■ **Task to complete**:
The records should be repeated word for word, pictures excluded.

■ **Stored records**:

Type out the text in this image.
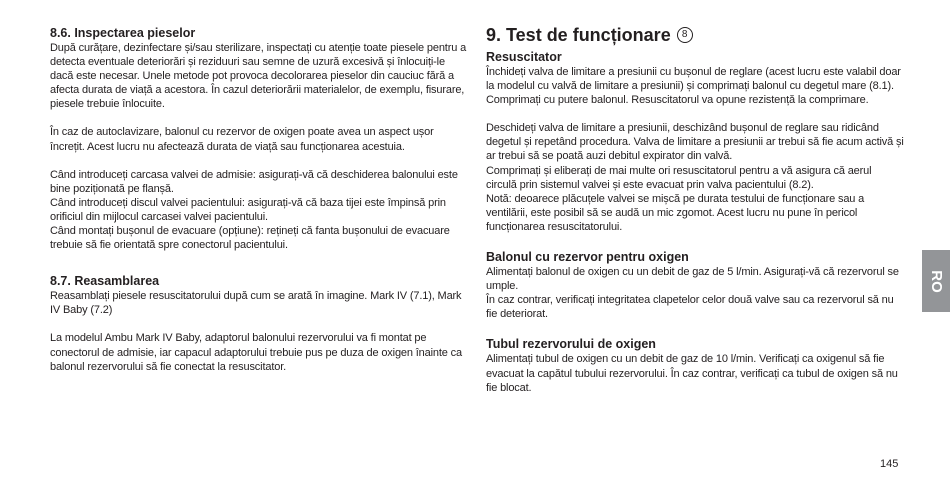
8.6. Inspectarea pieselor

După curățare, dezinfectare și/sau sterilizare, inspectați cu atenție toate piesele pentru a detecta eventuale deteriorări și reziduuri sau semne de uzură excesivă și înlocuiți-le dacă este necesar. Unele metode pot provoca decolorarea pieselor din cauciuc fără a afecta durata de viață a acestora. În cazul deteriorării materialelor, de exemplu, fisurare, piesele trebuie înlocuite.

În caz de autoclavizare, balonul cu rezervor de oxigen poate avea un aspect ușor încrețit. Acest lucru nu afectează durata de viață sau funcționarea acestuia.

Când introduceți carcasa valvei de admisie: asigurați-vă că deschiderea balonului este bine poziționată pe flanșă.

Când introduceți discul valvei pacientului: asigurați-vă că baza tijei este împinsă prin orificiul din mijlocul carcasei valvei pacientului.

Când montați bușonul de evacuare (opțiune): rețineți că fanta bușonului de evacuare trebuie să fie orientată spre conectorul pacientului.

8.7. Reasamblarea

Reasamblați piesele resuscitatorului după cum se arată în imagine. Mark IV (7.1), Mark IV Baby (7.2)

La modelul Ambu Mark IV Baby, adaptorul balonului rezervorului va fi montat pe conectorul de admisie, iar capacul adaptorului trebuie pus pe duza de oxigen înainte ca balonul rezervorului să fie conectat la resuscitator.

9. Test de funcționare	8
Resuscitator

Închideți valva de limitare a presiunii cu bușonul de reglare (acest lucru este valabil doar la modelul cu valvă de limitare a presiunii) și comprimați balonul cu degetul mare (8.1). Comprimați cu putere balonul. Resuscitatorul va opune rezistență la comprimare.

Deschideți valva de limitare a presiunii, deschizând bușonul de reglare sau ridicând degetul și repetând procedura. Valva de limitare a presiunii ar trebui să fie acum activă și ar trebui să se poată auzi debitul expirator din valvă.

Comprimați și eliberați de mai multe ori resuscitatorul pentru a vă asigura că aerul circulă prin sistemul valvei și este evacuat prin valva pacientului (8.2).

Notă: deoarece plăcuțele valvei se mișcă pe durata testului de funcționare sau a ventilării, este posibil să se audă un mic zgomot. Acest lucru nu pune în pericol funcționarea resuscitatorului.

Balonul cu rezervor pentru oxigen

Alimentați balonul de oxigen cu un debit de gaz de 5 l/min. Asigurați-vă că rezervorul se umple.

În caz contrar, verificați integritatea clapetelor celor două valve sau ca rezervorul să nu fie deteriorat.

Tubul rezervorului de oxigen

Alimentați tubul de oxigen cu un debit de gaz de 10 l/min. Verificați ca oxigenul să fie evacuat la capătul tubului rezervorului. În caz contrar, verificați ca tubul de oxigen să nu fie blocat.

RO
145
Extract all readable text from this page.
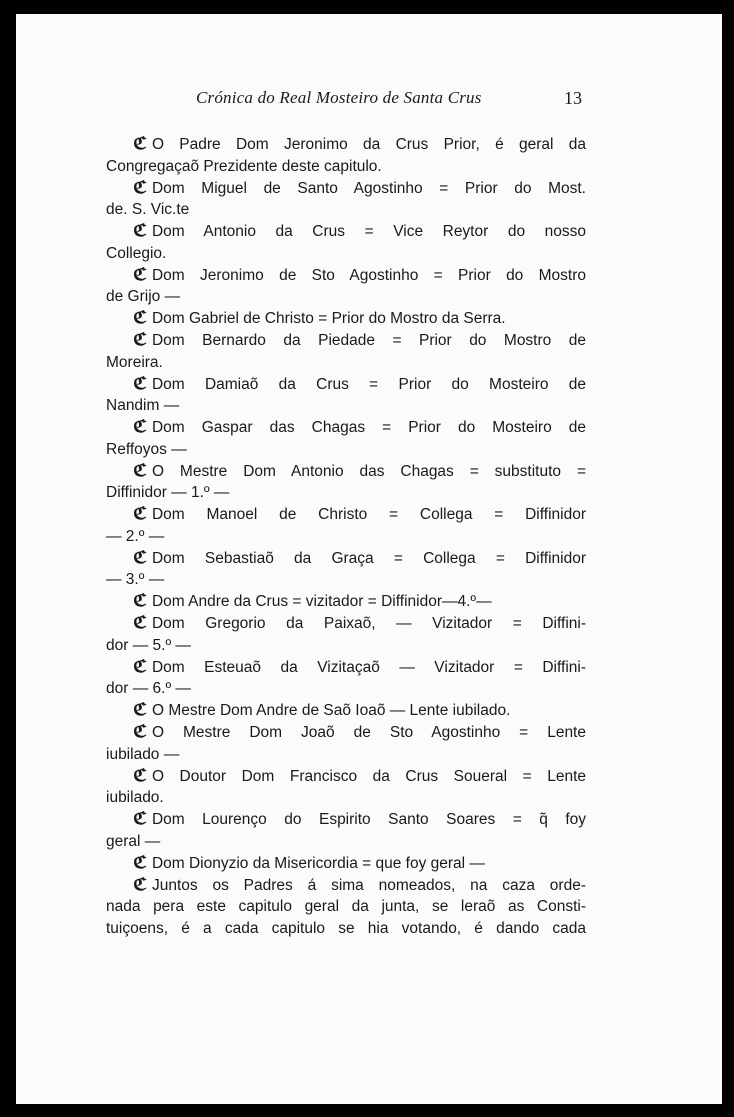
Crónica do Real Mosteiro de Santa Crus	13
ℭ O Padre Dom Jeronimo da Crus Prior, é geral da
Congregaçaõ Prezidente deste capitulo.
ℭ Dom Miguel de Santo Agostinho = Prior do Most.
de. S. Vic.te
ℭ Dom Antonio da Crus = Vice Reytor do nosso
Collegio.
ℭ Dom Jeronimo de Sto Agostinho = Prior do Mostro
de Grijo —
ℭ Dom Gabriel de Christo = Prior do Mostro da Serra.
ℭ Dom Bernardo da Piedade = Prior do Mostro de
Moreira.
ℭ Dom Damiaõ da Crus = Prior do Mosteiro de
Nandim —
ℭ Dom Gaspar das Chagas = Prior do Mosteiro de
Reffoyos —
ℭ O Mestre Dom Antonio das Chagas = substituto =
Diffinidor — 1.º —
ℭ Dom Manoel de Christo = Collega = Diffinidor
— 2.º —
ℭ Dom Sebastiaõ da Graça = Collega = Diffinidor
— 3.º —
ℭ Dom Andre da Crus = vizitador = Diffinidor—4.º—
ℭ Dom Gregorio da Paixaõ, — Vizitador = Diffini-
dor — 5.º —
ℭ Dom Esteuaõ da Vizitaçaõ — Vizitador = Diffini-
dor — 6.º —
ℭ O Mestre Dom Andre de Saõ Ioaõ — Lente iubilado.
ℭ O Mestre Dom Joaõ de Sto Agostinho = Lente
iubilado —
ℭ O Doutor Dom Francisco da Crus Soueral = Lente
iubilado.
ℭ Dom Lourenço do Espirito Santo Soares = q̃ foy
geral —
ℭ Dom Dionyzio da Misericordia = que foy geral —
ℭ Juntos os Padres á sima nomeados, na caza orde-
nada pera este capitulo geral da junta, se leraõ as Consti-
tuiçoens, é a cada capitulo se hia votando, é dando cada
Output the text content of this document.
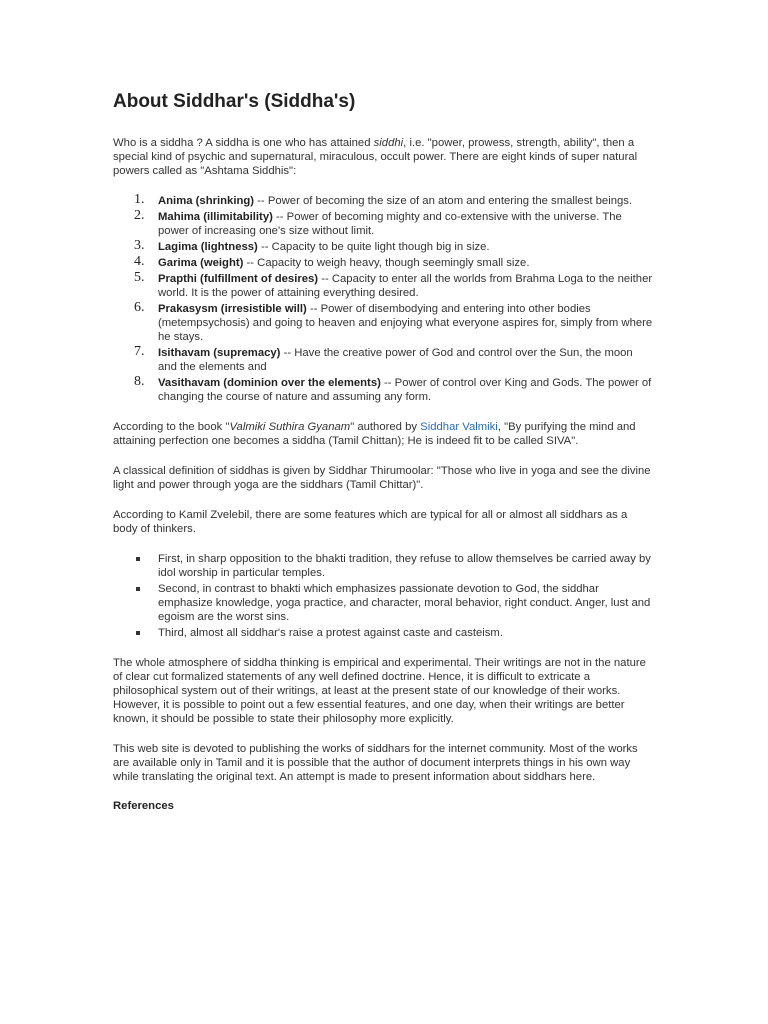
About Siddhar's (Siddha's)

Who is a siddha ? A siddha is one who has attained siddhi, i.e. "power, prowess, strength, ability", then a special kind of psychic and supernatural, miraculous, occult power. There are eight kinds of super natural powers called as "Ashtama Siddhis":

1. Anima (shrinking) -- Power of becoming the size of an atom and entering the smallest beings.
2. Mahima (illimitability) -- Power of becoming mighty and co-extensive with the universe. The power of increasing one's size without limit.
3. Lagima (lightness) -- Capacity to be quite light though big in size.
4. Garima (weight) -- Capacity to weigh heavy, though seemingly small size.
5. Prapthi (fulfillment of desires) -- Capacity to enter all the worlds from Brahma Loga to the neither world. It is the power of attaining everything desired.
6. Prakasysm (irresistible will) -- Power of disembodying and entering into other bodies (metempsychosis) and going to heaven and enjoying what everyone aspires for, simply from where he stays.
7. Isithavam (supremacy) -- Have the creative power of God and control over the Sun, the moon and the elements and
8. Vasithavam (dominion over the elements) -- Power of control over King and Gods. The power of changing the course of nature and assuming any form.

According to the book "Valmiki Suthira Gyanam" authored by Siddhar Valmiki, "By purifying the mind and attaining perfection one becomes a siddha (Tamil Chittan); He is indeed fit to be called SIVA".

A classical definition of siddhas is given by Siddhar Thirumoolar: "Those who live in yoga and see the divine light and power through yoga are the siddhars (Tamil Chittar)".

According to Kamil Zvelebil, there are some features which are typical for all or almost all siddhars as a body of thinkers.

First, in sharp opposition to the bhakti tradition, they refuse to allow themselves be carried away by idol worship in particular temples.
Second, in contrast to bhakti which emphasizes passionate devotion to God, the siddhar emphasize knowledge, yoga practice, and character, moral behavior, right conduct. Anger, lust and egoism are the worst sins.
Third, almost all siddhar's raise a protest against caste and casteism.

The whole atmosphere of siddha thinking is empirical and experimental. Their writings are not in the nature of clear cut formalized statements of any well defined doctrine. Hence, it is difficult to extricate a philosophical system out of their writings, at least at the present state of our knowledge of their works. However, it is possible to point out a few essential features, and one day, when their writings are better known, it should be possible to state their philosophy more explicitly.

This web site is devoted to publishing the works of siddhars for the internet community. Most of the works are available only in Tamil and it is possible that the author of document interprets things in his own way while translating the original text. An attempt is made to present information about siddhars here.

References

■ **Solution to this exercise**:
Type out the text in this image.
8.6. Inspectarea pieselor

După curățare, dezinfectare și/sau sterilizare, inspectați cu atenție toate piesele pentru a detecta eventuale deteriorări și reziduuri sau semne de uzură excesivă și înlocuiți-le dacă este necesar. Unele metode pot provoca decolorarea pieselor din cauciuc fără a afecta durata de viață a acestora. În cazul deteriorării materialelor, de exemplu, fisurare, piesele trebuie înlocuite.

În caz de autoclavizare, balonul cu rezervor de oxigen poate avea un aspect ușor încrețit. Acest lucru nu afectează durata de viață sau funcționarea acestuia.

Când introduceți carcasa valvei de admisie: asigurați-vă că deschiderea balonului este bine poziționată pe flanșă.

Când introduceți discul valvei pacientului: asigurați-vă că baza tijei este împinsă prin orificiul din mijlocul carcasei valvei pacientului.

Când montați bușonul de evacuare (opțiune): rețineți că fanta bușonului de evacuare trebuie să fie orientată spre conectorul pacientului.

8.7. Reasamblarea

Reasamblați piesele resuscitatorului după cum se arată în imagine. Mark IV (7.1), Mark IV Baby (7.2)

La modelul Ambu Mark IV Baby, adaptorul balonului rezervorului va fi montat pe conectorul de admisie, iar capacul adaptorului trebuie pus pe duza de oxigen înainte ca balonul rezervorului să fie conectat la resuscitator.

9. Test de funcționare	8
Resuscitator

Închideți valva de limitare a presiunii cu bușonul de reglare (acest lucru este valabil doar la modelul cu valvă de limitare a presiunii) și comprimați balonul cu degetul mare (8.1). Comprimați cu putere balonul. Resuscitatorul va opune rezistență la comprimare.

Deschideți valva de limitare a presiunii, deschizând bușonul de reglare sau ridicând degetul și repetând procedura. Valva de limitare a presiunii ar trebui să fie acum activă și ar trebui să se poată auzi debitul expirator din valvă.

Comprimați și eliberați de mai multe ori resuscitatorul pentru a vă asigura că aerul circulă prin sistemul valvei și este evacuat prin valva pacientului (8.2).

Notă: deoarece plăcuțele valvei se mișcă pe durata testului de funcționare sau a ventilării, este posibil să se audă un mic zgomot. Acest lucru nu pune în pericol funcționarea resuscitatorului.

Balonul cu rezervor pentru oxigen

Alimentați balonul de oxigen cu un debit de gaz de 5 l/min. Asigurați-vă că rezervorul se umple.

În caz contrar, verificați integritatea clapetelor celor două valve sau ca rezervorul să nu fie deteriorat.

Tubul rezervorului de oxigen

Alimentați tubul de oxigen cu un debit de gaz de 10 l/min. Verificați ca oxigenul să fie evacuat la capătul tubului rezervorului. În caz contrar, verificați ca tubul de oxigen să nu fie blocat.

RO
145
Extract all readable text from this page.
Crónica do Real Mosteiro de Santa Crus	13
ℭ O Padre Dom Jeronimo da Crus Prior, é geral da
Congregaçaõ Prezidente deste capitulo.
ℭ Dom Miguel de Santo Agostinho = Prior do Most.
de. S. Vic.te
ℭ Dom Antonio da Crus = Vice Reytor do nosso
Collegio.
ℭ Dom Jeronimo de Sto Agostinho = Prior do Mostro
de Grijo —
ℭ Dom Gabriel de Christo = Prior do Mostro da Serra.
ℭ Dom Bernardo da Piedade = Prior do Mostro de
Moreira.
ℭ Dom Damiaõ da Crus = Prior do Mosteiro de
Nandim —
ℭ Dom Gaspar das Chagas = Prior do Mosteiro de
Reffoyos —
ℭ O Mestre Dom Antonio das Chagas = substituto =
Diffinidor — 1.º —
ℭ Dom Manoel de Christo = Collega = Diffinidor
— 2.º —
ℭ Dom Sebastiaõ da Graça = Collega = Diffinidor
— 3.º —
ℭ Dom Andre da Crus = vizitador = Diffinidor—4.º—
ℭ Dom Gregorio da Paixaõ, — Vizitador = Diffini-
dor — 5.º —
ℭ Dom Esteuaõ da Vizitaçaõ — Vizitador = Diffini-
dor — 6.º —
ℭ O Mestre Dom Andre de Saõ Ioaõ — Lente iubilado.
ℭ O Mestre Dom Joaõ de Sto Agostinho = Lente
iubilado —
ℭ O Doutor Dom Francisco da Crus Soueral = Lente
iubilado.
ℭ Dom Lourenço do Espirito Santo Soares = q̃ foy
geral —
ℭ Dom Dionyzio da Misericordia = que foy geral —
ℭ Juntos os Padres á sima nomeados, na caza orde-
nada pera este capitulo geral da junta, se leraõ as Consti-
tuiçoens, é a cada capitulo se hia votando, é dando cada
Output the text content of this document.
About Siddhar's (Siddha's)

Who is a siddha ? A siddha is one who has attained siddhi, i.e. "power, prowess, strength, ability", then a special kind of psychic and supernatural, miraculous, occult power. There are eight kinds of super natural powers called as "Ashtama Siddhis":

1. Anima (shrinking) -- Power of becoming the size of an atom and entering the smallest beings.
2. Mahima (illimitability) -- Power of becoming mighty and co-extensive with the universe. The power of increasing one's size without limit.
3. Lagima (lightness) -- Capacity to be quite light though big in size.
4. Garima (weight) -- Capacity to weigh heavy, though seemingly small size.
5. Prapthi (fulfillment of desires) -- Capacity to enter all the worlds from Brahma Loga to the neither world. It is the power of attaining everything desired.
6. Prakasysm (irresistible will) -- Power of disembodying and entering into other bodies (metempsychosis) and going to heaven and enjoying what everyone aspires for, simply from where he stays.
7. Isithavam (supremacy) -- Have the creative power of God and control over the Sun, the moon and the elements and
8. Vasithavam (dominion over the elements) -- Power of control over King and Gods. The power of changing the course of nature and assuming any form.

According to the book "Valmiki Suthira Gyanam" authored by Siddhar Valmiki, "By purifying the mind and attaining perfection one becomes a siddha (Tamil Chittan); He is indeed fit to be called SIVA".

A classical definition of siddhas is given by Siddhar Thirumoolar: "Those who live in yoga and see the divine light and power through yoga are the siddhars (Tamil Chittar)".

According to Kamil Zvelebil, there are some features which are typical for all or almost all siddhars as a body of thinkers.

First, in sharp opposition to the bhakti tradition, they refuse to allow themselves be carried away by idol worship in particular temples.
Second, in contrast to bhakti which emphasizes passionate devotion to God, the siddhar emphasize knowledge, yoga practice, and character, moral behavior, right conduct. Anger, lust and egoism are the worst sins.
Third, almost all siddhar's raise a protest against caste and casteism.

The whole atmosphere of siddha thinking is empirical and experimental. Their writings are not in the nature of clear cut formalized statements of any well defined doctrine. Hence, it is difficult to extricate a philosophical system out of their writings, at least at the present state of our knowledge of their works. However, it is possible to point out a few essential features, and one day, when their writings are better known, it should be possible to state their philosophy more explicitly.

This web site is devoted to publishing the works of siddhars for the internet community. Most of the works are available only in Tamil and it is possible that the author of document interprets things in his own way while translating the original text. An attempt is made to present information about siddhars here.

References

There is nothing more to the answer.